# Your objective
Extract the lines that carry the string "srbskému" from the listing.

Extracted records
↓

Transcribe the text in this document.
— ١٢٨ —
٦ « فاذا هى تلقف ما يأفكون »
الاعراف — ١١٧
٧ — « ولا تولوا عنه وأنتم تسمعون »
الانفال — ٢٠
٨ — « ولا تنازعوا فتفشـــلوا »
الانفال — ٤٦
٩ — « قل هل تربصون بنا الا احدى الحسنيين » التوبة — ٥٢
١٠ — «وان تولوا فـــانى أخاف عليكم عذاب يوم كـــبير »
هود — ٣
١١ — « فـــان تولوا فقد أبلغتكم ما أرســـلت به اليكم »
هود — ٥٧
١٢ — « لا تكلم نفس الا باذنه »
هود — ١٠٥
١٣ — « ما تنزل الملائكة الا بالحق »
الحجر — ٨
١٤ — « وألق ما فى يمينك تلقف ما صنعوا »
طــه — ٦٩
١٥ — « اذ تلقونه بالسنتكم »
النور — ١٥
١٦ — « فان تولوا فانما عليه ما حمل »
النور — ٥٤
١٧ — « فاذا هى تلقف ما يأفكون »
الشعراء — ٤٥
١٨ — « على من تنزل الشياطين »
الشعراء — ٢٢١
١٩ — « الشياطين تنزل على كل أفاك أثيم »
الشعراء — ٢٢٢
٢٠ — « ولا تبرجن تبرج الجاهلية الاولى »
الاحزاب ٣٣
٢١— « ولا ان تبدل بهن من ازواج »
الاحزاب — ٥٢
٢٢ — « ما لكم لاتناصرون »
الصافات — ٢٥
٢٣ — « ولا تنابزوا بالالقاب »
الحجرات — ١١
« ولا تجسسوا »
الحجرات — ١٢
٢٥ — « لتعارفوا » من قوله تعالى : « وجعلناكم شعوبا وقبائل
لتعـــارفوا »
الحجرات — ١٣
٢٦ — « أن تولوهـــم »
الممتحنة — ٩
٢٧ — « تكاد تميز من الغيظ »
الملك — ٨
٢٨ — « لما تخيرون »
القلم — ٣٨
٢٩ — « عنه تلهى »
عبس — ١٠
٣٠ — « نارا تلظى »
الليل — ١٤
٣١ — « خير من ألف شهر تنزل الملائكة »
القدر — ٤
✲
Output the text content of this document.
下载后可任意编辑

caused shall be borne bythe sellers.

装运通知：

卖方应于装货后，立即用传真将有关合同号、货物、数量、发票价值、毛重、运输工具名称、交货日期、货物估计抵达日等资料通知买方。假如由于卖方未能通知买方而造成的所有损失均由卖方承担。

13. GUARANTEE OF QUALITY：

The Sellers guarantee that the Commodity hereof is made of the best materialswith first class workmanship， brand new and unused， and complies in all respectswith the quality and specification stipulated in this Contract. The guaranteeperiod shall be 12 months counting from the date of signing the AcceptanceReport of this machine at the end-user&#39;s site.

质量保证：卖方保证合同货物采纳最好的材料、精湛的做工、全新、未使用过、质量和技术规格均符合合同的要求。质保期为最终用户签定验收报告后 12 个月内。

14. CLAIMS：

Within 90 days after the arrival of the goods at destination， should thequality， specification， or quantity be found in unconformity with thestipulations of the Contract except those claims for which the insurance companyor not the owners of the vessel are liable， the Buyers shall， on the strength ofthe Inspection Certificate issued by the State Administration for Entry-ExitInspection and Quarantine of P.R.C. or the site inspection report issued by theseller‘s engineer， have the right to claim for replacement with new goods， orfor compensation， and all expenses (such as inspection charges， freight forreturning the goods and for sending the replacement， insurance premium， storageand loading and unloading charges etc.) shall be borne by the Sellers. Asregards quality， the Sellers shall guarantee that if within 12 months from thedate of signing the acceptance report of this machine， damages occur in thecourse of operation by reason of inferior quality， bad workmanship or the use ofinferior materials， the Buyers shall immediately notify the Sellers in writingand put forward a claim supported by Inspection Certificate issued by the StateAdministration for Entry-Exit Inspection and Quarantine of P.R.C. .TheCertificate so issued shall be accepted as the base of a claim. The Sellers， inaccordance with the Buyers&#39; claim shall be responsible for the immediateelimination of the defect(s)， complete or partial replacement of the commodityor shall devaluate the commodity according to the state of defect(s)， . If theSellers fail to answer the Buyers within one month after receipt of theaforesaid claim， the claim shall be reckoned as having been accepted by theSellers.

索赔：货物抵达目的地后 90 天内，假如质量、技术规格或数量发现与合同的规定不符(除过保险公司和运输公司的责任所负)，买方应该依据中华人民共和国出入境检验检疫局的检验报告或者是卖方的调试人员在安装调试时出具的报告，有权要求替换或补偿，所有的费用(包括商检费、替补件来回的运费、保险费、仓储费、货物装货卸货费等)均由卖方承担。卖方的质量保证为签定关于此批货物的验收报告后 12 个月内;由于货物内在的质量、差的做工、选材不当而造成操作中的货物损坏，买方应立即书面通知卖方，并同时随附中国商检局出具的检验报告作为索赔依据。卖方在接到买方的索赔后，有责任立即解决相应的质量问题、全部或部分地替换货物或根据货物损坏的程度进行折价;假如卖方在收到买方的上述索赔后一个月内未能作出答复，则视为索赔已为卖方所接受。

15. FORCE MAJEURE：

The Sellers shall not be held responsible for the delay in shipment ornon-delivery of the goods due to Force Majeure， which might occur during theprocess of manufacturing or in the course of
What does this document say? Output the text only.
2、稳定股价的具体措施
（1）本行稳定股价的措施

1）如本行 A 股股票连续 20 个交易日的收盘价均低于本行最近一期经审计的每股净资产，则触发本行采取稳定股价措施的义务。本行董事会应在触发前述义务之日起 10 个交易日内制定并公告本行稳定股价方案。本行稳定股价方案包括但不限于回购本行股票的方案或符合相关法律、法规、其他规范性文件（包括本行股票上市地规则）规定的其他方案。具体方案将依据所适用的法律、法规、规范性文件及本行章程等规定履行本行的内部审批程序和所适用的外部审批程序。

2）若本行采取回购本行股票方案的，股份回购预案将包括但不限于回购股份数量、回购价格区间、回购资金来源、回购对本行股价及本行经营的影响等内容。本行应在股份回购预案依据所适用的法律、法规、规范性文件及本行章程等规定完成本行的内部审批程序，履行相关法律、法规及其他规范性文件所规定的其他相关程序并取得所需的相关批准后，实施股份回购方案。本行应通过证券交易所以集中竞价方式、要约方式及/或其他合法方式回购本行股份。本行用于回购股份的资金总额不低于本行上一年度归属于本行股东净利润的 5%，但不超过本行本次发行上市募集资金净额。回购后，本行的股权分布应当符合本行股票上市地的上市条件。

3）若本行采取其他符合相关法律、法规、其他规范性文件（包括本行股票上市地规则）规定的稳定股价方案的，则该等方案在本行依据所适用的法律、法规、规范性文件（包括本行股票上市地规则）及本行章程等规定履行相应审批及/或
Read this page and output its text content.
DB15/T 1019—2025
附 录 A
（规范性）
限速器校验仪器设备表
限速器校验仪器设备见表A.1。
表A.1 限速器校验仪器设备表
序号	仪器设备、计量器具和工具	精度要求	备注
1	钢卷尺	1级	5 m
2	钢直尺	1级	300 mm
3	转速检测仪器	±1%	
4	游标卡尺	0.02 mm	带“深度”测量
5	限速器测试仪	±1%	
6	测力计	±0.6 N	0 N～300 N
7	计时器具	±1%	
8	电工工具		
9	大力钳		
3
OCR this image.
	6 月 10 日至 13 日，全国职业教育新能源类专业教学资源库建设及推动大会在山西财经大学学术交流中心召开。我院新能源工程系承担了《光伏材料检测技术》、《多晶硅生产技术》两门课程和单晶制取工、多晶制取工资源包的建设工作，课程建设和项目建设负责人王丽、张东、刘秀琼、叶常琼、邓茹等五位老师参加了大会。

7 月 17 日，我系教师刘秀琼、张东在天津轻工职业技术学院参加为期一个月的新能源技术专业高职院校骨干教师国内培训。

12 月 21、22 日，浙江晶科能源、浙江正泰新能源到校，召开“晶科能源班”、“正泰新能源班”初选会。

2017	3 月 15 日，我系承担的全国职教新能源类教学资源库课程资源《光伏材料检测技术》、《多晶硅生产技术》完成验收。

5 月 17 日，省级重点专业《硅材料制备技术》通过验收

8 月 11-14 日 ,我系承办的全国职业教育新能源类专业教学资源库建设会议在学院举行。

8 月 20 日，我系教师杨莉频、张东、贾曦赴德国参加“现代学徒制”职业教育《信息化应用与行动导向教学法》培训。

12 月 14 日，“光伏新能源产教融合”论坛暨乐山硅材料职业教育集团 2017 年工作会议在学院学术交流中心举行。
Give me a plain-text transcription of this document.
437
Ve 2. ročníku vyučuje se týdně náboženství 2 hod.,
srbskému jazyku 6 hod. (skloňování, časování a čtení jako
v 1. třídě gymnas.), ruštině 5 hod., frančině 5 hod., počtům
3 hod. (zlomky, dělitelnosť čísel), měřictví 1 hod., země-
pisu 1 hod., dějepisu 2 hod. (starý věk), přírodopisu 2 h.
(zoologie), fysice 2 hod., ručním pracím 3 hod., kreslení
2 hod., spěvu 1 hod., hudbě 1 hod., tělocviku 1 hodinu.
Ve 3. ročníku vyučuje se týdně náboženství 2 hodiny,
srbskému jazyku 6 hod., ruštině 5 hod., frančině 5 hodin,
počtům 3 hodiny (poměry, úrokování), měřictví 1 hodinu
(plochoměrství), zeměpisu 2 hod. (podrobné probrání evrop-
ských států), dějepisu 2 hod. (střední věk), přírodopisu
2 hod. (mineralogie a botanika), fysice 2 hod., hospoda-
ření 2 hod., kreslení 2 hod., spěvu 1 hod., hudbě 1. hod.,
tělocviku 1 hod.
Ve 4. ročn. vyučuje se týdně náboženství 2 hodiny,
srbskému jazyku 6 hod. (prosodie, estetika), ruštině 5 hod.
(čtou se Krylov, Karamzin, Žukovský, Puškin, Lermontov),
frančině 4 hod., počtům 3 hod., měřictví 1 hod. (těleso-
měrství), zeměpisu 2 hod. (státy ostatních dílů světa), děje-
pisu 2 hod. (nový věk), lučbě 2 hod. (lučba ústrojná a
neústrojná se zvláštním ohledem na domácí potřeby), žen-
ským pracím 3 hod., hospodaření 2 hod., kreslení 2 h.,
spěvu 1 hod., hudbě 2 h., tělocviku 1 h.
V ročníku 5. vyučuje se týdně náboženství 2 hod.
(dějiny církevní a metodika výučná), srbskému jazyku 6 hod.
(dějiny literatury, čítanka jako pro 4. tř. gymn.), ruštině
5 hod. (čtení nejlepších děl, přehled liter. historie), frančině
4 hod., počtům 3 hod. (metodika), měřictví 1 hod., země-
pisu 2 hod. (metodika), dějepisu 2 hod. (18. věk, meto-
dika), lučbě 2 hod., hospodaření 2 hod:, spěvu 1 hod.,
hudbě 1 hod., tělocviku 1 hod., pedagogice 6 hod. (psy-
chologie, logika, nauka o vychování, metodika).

↑

# Written answer
srbskému jazyku 6 hod. (skloňování, časování a čtení jako
srbskému jazyku 6 hod., ruštině 5 hod., frančině 5 hodin,
srbskému jazyku 6 hod. (prosodie, estetika), ruštině 5 hod.
(dějiny církevní a metodika výučná), srbskému jazyku 6 hod.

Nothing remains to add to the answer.